** Start RECORDS PROVIDED **
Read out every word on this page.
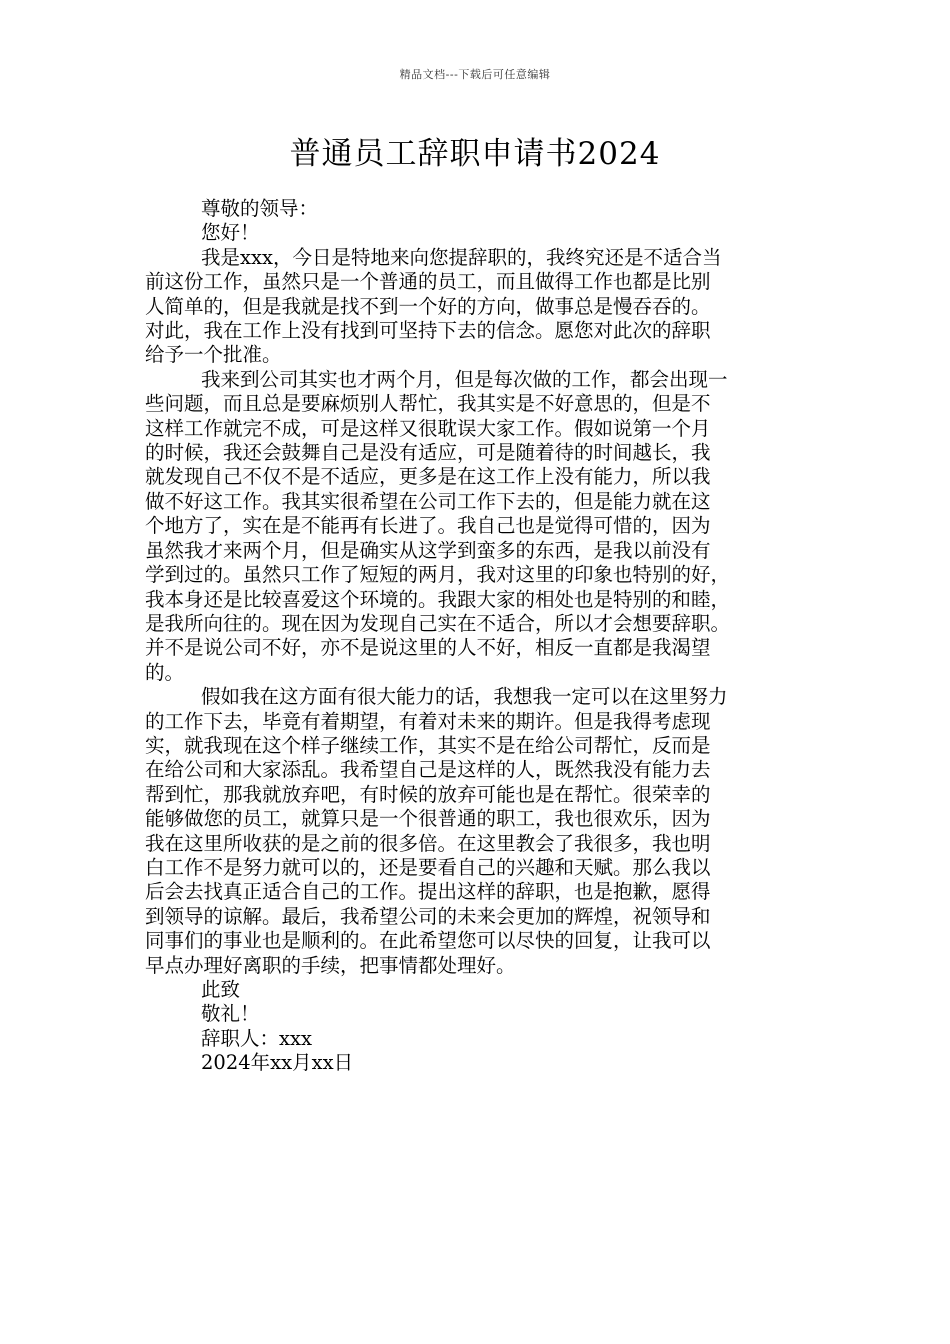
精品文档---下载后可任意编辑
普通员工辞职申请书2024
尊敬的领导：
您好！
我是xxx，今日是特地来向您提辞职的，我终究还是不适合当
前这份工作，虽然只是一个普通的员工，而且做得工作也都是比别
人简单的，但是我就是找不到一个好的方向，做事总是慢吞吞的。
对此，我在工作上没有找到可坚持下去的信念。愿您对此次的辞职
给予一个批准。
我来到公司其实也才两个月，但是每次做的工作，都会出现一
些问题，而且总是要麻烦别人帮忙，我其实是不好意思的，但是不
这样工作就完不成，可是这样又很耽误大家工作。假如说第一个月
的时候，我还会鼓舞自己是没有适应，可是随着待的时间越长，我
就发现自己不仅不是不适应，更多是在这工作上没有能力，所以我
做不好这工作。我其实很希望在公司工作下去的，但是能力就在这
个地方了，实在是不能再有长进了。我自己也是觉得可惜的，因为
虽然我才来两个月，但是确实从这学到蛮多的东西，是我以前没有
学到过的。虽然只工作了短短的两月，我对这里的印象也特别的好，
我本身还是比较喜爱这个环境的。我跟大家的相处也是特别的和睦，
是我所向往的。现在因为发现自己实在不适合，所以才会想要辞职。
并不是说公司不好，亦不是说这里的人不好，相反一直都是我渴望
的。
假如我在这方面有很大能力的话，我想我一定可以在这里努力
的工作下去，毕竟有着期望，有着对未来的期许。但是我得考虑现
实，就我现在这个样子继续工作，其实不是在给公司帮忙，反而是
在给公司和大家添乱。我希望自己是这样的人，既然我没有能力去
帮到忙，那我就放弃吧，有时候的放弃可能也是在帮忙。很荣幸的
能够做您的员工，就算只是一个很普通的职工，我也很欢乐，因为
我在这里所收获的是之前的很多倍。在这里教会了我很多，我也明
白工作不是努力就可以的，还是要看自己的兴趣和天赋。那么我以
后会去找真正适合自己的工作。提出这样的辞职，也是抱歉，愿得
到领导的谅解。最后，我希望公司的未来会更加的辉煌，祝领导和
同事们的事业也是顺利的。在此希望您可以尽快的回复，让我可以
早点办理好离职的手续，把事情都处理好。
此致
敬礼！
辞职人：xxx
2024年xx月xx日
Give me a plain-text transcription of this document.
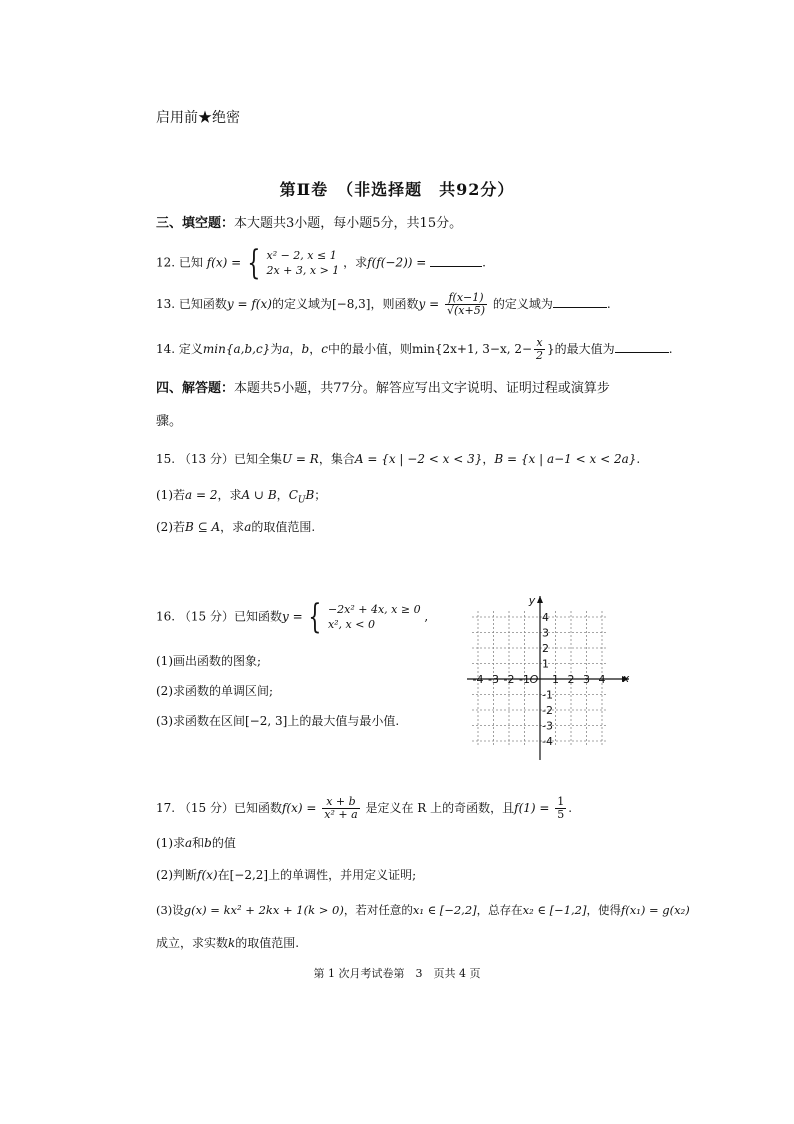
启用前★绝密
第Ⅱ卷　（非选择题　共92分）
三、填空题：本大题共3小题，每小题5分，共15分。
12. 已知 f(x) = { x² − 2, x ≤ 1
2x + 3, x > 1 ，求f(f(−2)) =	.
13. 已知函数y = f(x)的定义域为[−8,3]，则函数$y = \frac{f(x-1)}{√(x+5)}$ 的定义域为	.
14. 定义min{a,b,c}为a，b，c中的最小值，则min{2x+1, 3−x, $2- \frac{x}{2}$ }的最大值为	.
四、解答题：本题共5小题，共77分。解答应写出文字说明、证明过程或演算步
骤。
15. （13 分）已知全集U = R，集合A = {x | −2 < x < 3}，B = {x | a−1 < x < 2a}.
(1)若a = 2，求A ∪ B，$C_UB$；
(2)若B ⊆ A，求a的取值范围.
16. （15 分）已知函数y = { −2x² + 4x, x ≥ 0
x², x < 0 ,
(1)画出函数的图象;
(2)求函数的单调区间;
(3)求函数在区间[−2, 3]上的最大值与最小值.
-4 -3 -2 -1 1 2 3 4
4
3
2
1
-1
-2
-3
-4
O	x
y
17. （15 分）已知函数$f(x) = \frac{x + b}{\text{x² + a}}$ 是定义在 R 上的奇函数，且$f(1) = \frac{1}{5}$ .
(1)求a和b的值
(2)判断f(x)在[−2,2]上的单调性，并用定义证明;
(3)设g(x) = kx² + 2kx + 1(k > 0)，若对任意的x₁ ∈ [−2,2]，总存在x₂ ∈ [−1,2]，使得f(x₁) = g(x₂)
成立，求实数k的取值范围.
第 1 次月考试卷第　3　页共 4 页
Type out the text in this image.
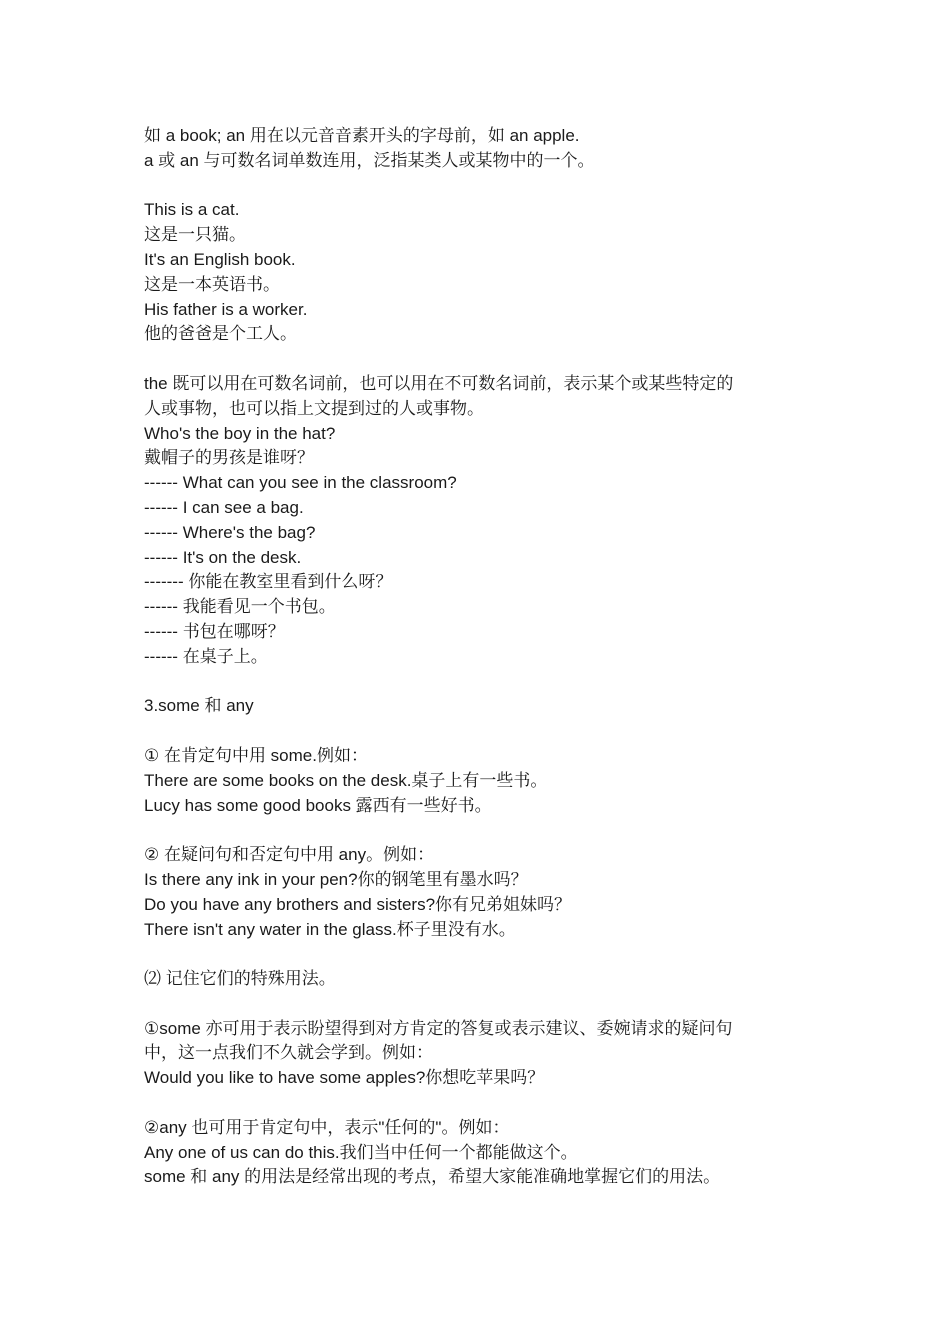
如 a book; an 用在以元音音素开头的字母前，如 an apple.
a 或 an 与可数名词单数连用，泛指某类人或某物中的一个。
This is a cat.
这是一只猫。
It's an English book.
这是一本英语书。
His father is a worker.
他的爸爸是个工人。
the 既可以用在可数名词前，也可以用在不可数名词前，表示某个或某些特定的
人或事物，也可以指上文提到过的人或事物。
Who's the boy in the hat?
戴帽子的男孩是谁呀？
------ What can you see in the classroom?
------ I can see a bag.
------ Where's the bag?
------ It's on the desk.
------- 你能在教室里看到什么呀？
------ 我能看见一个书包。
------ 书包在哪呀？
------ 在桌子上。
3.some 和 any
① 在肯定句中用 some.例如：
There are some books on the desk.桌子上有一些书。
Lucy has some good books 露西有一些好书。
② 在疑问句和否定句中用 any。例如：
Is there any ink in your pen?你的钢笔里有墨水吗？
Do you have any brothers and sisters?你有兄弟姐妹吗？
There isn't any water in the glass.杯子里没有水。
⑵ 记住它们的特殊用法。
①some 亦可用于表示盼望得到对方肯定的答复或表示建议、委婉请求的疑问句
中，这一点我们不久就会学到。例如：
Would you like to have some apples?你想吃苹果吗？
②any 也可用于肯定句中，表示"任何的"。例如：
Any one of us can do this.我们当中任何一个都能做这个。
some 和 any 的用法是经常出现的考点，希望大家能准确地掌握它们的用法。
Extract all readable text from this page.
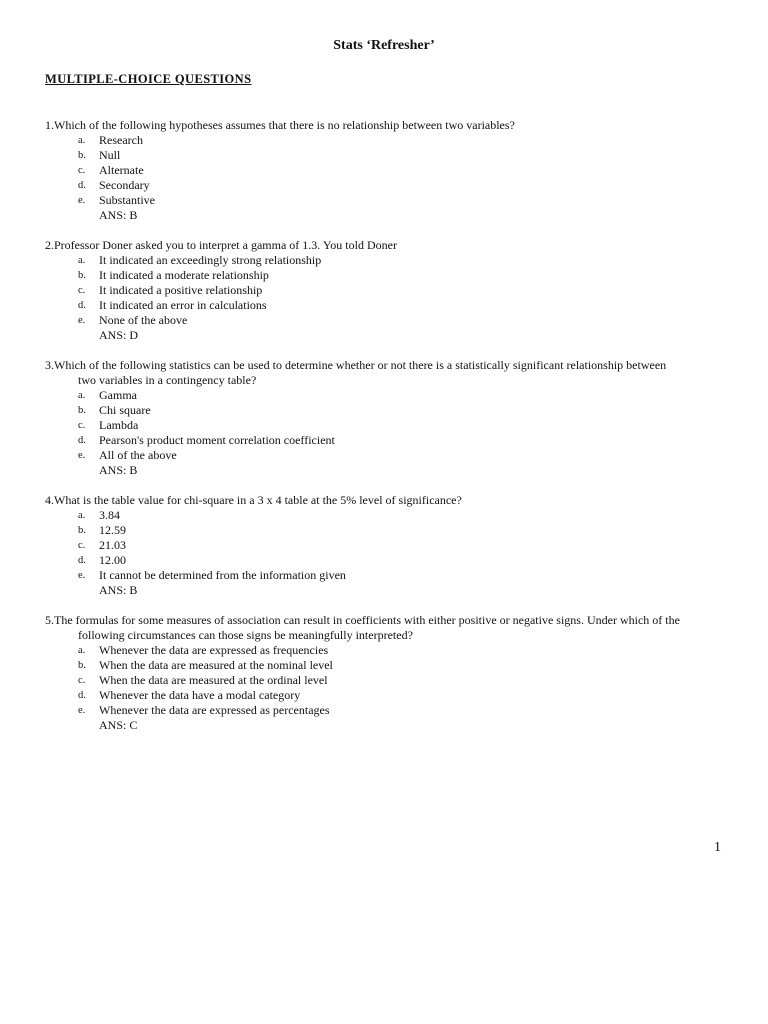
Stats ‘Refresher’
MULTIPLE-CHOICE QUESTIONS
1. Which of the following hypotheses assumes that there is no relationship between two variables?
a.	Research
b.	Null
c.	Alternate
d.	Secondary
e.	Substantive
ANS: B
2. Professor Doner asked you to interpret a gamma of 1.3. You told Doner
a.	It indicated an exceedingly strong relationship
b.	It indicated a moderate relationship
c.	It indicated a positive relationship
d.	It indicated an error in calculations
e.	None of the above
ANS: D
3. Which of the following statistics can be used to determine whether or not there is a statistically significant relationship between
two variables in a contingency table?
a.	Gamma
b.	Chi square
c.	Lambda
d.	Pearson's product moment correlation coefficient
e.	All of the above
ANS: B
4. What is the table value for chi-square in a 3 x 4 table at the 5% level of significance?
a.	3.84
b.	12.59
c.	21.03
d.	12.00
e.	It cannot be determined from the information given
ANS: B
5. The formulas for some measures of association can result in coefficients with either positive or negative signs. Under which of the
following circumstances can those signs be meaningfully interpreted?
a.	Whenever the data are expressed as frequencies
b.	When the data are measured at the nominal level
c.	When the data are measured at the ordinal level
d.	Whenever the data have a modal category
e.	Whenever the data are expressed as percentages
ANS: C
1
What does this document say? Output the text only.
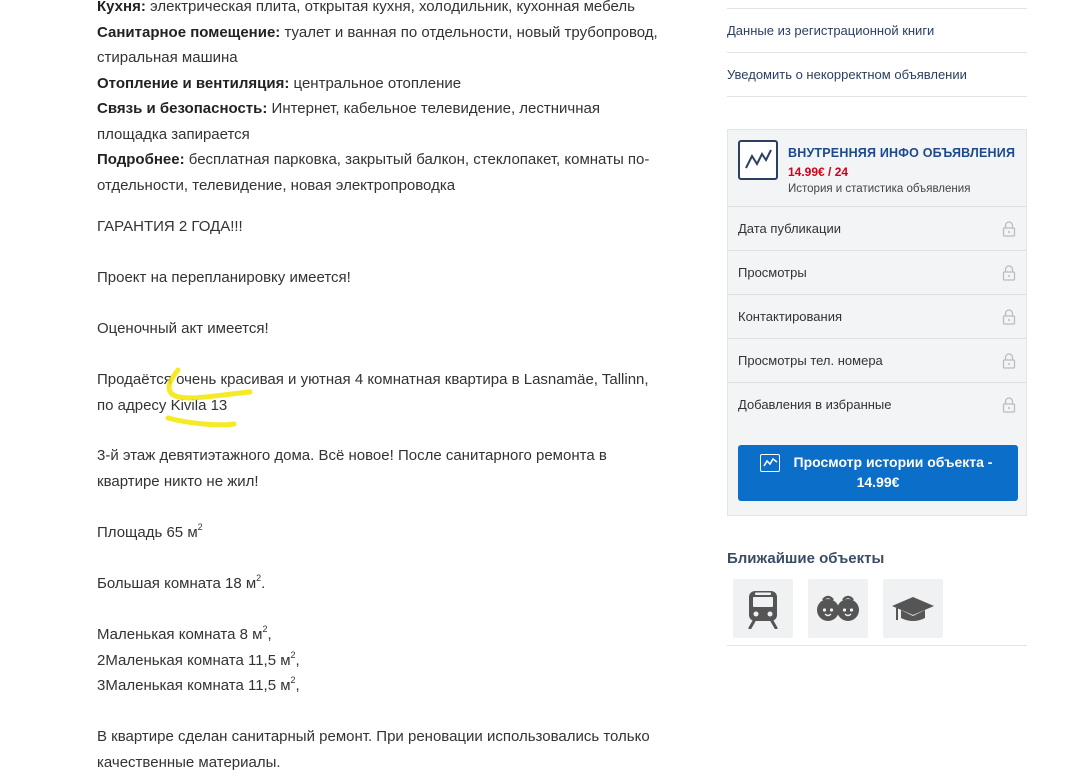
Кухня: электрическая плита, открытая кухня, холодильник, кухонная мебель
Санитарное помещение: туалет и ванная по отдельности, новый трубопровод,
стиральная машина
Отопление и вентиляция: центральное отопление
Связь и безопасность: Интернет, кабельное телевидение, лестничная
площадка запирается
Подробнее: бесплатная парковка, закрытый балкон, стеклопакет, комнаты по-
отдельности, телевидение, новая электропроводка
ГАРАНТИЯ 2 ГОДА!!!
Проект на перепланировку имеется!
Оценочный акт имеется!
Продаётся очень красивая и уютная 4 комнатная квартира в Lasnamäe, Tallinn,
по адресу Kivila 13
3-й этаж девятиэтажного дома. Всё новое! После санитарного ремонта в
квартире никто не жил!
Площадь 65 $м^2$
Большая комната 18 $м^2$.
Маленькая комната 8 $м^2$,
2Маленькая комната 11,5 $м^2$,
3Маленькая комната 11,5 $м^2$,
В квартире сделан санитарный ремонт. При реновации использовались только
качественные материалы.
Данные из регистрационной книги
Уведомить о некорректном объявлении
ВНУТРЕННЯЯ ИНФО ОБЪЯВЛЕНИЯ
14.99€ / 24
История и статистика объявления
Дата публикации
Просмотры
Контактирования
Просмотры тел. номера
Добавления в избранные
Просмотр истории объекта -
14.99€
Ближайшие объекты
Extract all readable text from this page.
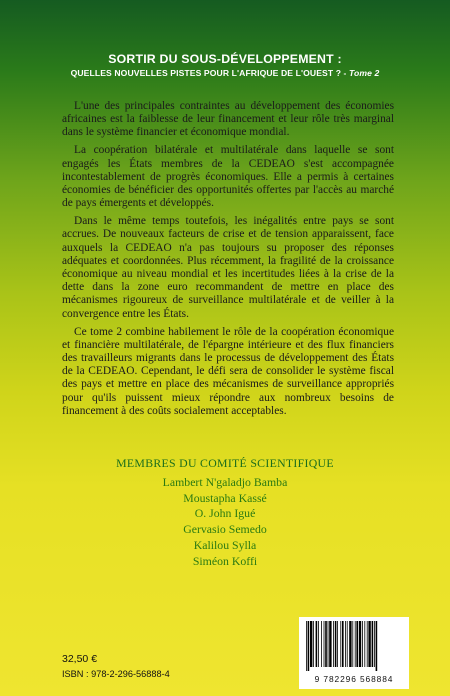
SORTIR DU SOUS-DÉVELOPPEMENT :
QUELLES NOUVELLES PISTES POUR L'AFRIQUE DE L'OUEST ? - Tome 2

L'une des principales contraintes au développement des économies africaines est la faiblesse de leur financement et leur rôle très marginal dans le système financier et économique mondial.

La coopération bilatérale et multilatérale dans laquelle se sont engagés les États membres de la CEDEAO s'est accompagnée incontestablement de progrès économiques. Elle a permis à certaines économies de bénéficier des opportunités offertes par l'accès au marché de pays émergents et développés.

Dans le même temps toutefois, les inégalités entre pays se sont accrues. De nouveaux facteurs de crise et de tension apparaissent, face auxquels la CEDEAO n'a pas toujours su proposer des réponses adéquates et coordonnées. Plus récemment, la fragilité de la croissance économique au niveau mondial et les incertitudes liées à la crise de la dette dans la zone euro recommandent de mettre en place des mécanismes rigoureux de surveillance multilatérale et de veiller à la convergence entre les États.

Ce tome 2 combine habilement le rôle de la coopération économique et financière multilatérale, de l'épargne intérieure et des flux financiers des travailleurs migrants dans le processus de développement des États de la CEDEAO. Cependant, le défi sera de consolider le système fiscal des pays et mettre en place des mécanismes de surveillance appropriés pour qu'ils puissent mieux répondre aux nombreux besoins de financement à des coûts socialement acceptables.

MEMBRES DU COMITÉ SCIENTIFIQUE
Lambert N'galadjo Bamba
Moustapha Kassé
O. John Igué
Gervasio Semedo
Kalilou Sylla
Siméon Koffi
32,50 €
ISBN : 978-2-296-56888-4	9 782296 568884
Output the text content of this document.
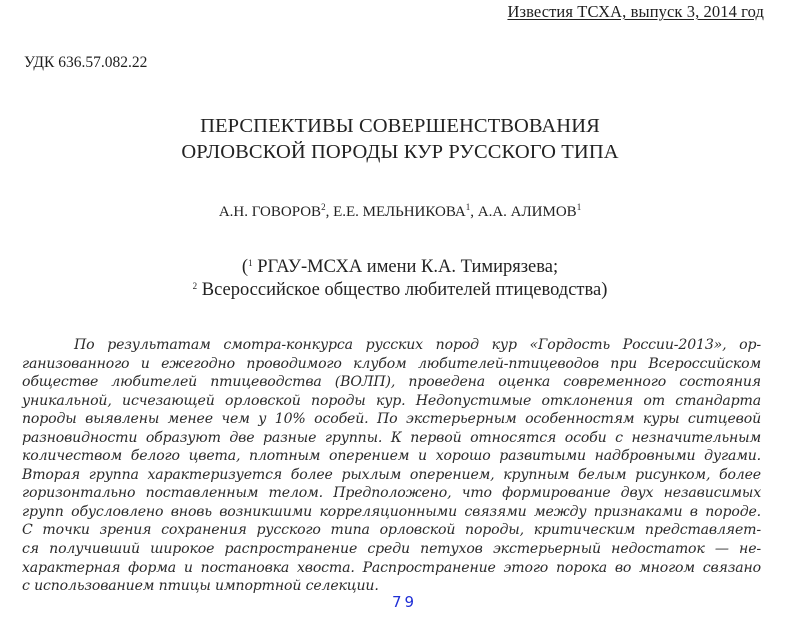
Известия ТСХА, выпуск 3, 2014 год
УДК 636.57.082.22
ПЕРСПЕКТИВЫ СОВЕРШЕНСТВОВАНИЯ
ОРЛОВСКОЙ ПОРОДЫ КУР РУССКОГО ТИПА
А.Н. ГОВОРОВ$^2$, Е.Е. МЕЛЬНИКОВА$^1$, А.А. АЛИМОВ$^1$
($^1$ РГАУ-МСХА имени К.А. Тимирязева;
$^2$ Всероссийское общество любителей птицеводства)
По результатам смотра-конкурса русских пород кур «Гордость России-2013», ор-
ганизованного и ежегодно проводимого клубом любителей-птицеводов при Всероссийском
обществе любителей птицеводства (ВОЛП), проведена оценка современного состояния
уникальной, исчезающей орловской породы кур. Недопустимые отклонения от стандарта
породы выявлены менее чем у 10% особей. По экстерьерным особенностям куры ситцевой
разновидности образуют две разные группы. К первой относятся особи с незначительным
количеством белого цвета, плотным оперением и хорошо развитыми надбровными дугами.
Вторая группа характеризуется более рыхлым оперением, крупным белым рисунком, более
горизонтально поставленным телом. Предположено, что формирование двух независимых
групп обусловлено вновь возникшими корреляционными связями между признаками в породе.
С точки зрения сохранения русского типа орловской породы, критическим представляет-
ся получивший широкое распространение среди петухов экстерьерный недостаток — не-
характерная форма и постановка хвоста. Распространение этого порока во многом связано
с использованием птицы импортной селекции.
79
** End RECORDS PROVIDED **
Your task is to copy word for word the lines from the line containing "Output the text content of this document." to the end of the listing, both included, and to drop any pictures.

Output the text content of this document.
Известия ТСХА, выпуск 3, 2014 год
УДК 636.57.082.22
ПЕРСПЕКТИВЫ СОВЕРШЕНСТВОВАНИЯ
ОРЛОВСКОЙ ПОРОДЫ КУР РУССКОГО ТИПА
А.Н. ГОВОРОВ$^2$, Е.Е. МЕЛЬНИКОВА$^1$, А.А. АЛИМОВ$^1$
($^1$ РГАУ-МСХА имени К.А. Тимирязева;
$^2$ Всероссийское общество любителей птицеводства)
По результатам смотра-конкурса русских пород кур «Гордость России-2013», ор-
ганизованного и ежегодно проводимого клубом любителей-птицеводов при Всероссийском
обществе любителей птицеводства (ВОЛП), проведена оценка современного состояния
уникальной, исчезающей орловской породы кур. Недопустимые отклонения от стандарта
породы выявлены менее чем у 10% особей. По экстерьерным особенностям куры ситцевой
разновидности образуют две разные группы. К первой относятся особи с незначительным
количеством белого цвета, плотным оперением и хорошо развитыми надбровными дугами.
Вторая группа характеризуется более рыхлым оперением, крупным белым рисунком, более
горизонтально поставленным телом. Предположено, что формирование двух независимых
групп обусловлено вновь возникшими корреляционными связями между признаками в породе.
С точки зрения сохранения русского типа орловской породы, критическим представляет-
ся получивший широкое распространение среди петухов экстерьерный недостаток — не-
характерная форма и постановка хвоста. Распространение этого порока во многом связано
с использованием птицы импортной селекции.
79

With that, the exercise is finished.